* BEGIN Listed records *

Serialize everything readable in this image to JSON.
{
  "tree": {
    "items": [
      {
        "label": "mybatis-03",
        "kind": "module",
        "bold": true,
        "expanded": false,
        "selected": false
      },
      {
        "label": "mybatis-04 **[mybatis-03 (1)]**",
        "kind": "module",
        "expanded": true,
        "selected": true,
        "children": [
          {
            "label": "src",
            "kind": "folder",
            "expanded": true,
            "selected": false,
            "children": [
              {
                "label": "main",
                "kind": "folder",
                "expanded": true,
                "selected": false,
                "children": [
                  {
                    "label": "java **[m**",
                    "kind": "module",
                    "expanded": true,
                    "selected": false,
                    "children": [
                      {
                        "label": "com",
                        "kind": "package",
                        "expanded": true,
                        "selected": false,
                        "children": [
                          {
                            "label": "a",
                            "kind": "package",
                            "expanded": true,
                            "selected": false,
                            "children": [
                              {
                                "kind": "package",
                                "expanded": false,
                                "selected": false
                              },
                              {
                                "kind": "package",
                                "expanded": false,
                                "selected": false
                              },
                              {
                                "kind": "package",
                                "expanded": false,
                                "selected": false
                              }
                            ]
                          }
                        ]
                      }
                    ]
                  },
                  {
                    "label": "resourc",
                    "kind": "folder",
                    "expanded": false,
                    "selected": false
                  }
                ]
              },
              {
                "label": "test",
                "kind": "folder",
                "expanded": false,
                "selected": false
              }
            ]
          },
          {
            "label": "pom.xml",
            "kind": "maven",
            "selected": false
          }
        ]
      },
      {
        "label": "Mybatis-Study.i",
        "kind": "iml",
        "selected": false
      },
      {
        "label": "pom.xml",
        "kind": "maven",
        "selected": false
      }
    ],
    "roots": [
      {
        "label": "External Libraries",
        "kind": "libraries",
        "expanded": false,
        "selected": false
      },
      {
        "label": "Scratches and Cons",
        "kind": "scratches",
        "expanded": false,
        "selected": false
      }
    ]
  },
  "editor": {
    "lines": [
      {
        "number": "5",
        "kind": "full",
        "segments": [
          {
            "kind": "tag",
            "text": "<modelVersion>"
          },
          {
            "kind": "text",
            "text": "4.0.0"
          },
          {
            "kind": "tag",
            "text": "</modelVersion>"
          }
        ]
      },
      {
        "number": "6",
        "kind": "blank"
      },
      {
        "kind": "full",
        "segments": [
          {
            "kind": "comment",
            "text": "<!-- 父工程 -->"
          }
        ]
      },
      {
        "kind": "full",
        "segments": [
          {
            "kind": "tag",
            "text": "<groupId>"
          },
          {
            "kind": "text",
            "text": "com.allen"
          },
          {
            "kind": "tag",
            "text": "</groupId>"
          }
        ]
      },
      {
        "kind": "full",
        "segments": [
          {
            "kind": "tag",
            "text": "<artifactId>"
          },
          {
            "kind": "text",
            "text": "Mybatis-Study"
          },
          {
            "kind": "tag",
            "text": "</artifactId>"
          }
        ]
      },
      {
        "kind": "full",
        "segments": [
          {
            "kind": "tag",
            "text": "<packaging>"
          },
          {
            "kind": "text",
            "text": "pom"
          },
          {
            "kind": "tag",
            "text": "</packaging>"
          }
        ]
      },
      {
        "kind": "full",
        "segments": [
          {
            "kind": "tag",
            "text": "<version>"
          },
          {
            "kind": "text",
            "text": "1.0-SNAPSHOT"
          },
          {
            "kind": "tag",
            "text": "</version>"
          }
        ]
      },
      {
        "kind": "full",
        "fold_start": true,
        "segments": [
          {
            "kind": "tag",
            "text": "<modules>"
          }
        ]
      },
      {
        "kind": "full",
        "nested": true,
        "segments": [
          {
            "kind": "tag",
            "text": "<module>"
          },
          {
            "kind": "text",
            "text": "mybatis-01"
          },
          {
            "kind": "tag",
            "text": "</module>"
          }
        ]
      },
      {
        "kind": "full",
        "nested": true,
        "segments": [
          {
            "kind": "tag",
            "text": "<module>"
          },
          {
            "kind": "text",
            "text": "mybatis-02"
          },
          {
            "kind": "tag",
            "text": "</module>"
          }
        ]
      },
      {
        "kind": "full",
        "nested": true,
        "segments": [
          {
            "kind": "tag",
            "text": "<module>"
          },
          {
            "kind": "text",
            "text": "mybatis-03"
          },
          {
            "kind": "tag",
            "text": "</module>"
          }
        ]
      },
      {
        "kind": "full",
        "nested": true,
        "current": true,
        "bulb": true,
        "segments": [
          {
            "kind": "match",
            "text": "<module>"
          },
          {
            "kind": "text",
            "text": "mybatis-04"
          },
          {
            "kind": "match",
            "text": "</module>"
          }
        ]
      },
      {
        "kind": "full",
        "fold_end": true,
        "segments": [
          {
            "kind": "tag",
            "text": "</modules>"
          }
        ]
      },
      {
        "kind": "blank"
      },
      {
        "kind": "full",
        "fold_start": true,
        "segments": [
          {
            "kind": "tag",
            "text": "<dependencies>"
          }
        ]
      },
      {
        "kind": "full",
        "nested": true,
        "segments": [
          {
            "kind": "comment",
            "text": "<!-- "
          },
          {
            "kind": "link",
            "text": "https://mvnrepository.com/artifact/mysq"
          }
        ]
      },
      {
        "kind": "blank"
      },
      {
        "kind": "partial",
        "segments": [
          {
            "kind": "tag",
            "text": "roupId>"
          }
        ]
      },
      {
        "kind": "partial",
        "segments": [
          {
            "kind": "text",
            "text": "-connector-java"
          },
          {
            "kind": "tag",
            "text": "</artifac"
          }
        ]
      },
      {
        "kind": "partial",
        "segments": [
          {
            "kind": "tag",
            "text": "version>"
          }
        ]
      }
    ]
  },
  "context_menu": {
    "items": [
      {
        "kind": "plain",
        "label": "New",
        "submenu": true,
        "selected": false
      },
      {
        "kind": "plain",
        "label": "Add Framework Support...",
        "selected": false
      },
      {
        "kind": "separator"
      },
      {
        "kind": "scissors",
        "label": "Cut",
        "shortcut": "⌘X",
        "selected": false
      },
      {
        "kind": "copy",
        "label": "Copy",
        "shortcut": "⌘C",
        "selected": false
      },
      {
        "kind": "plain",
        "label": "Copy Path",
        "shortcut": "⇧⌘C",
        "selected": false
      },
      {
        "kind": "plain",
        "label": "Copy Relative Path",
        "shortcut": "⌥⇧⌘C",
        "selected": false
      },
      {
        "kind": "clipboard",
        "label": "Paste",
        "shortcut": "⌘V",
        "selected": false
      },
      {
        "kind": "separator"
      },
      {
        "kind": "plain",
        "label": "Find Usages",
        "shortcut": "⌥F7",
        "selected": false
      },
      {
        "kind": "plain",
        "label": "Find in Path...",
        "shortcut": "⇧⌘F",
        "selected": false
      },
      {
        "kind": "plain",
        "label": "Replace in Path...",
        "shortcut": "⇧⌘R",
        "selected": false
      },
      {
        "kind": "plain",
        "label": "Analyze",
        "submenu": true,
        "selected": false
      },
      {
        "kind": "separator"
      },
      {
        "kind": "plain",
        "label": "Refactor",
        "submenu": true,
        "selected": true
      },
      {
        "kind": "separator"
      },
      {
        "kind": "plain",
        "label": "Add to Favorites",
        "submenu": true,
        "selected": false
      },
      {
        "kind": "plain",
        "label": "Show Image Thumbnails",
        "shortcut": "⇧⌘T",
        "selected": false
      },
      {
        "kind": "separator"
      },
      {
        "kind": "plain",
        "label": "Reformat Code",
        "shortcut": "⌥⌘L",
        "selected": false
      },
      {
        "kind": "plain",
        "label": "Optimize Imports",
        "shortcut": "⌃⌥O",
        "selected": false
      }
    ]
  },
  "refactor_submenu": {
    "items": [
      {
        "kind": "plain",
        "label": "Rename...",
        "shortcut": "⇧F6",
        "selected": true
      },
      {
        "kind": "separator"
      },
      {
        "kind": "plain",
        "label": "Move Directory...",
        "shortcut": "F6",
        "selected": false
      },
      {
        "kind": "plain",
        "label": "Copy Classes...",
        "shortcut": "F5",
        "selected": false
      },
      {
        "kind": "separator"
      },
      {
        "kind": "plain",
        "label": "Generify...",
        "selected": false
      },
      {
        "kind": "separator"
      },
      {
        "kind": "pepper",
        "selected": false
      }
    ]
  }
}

* END Listed records *

### What is required:
Copy every line that includes the string "modelVersion" from the material above.

### Response to this exercise:
            "text": "<modelVersion>"
            "text": "</modelVersion>"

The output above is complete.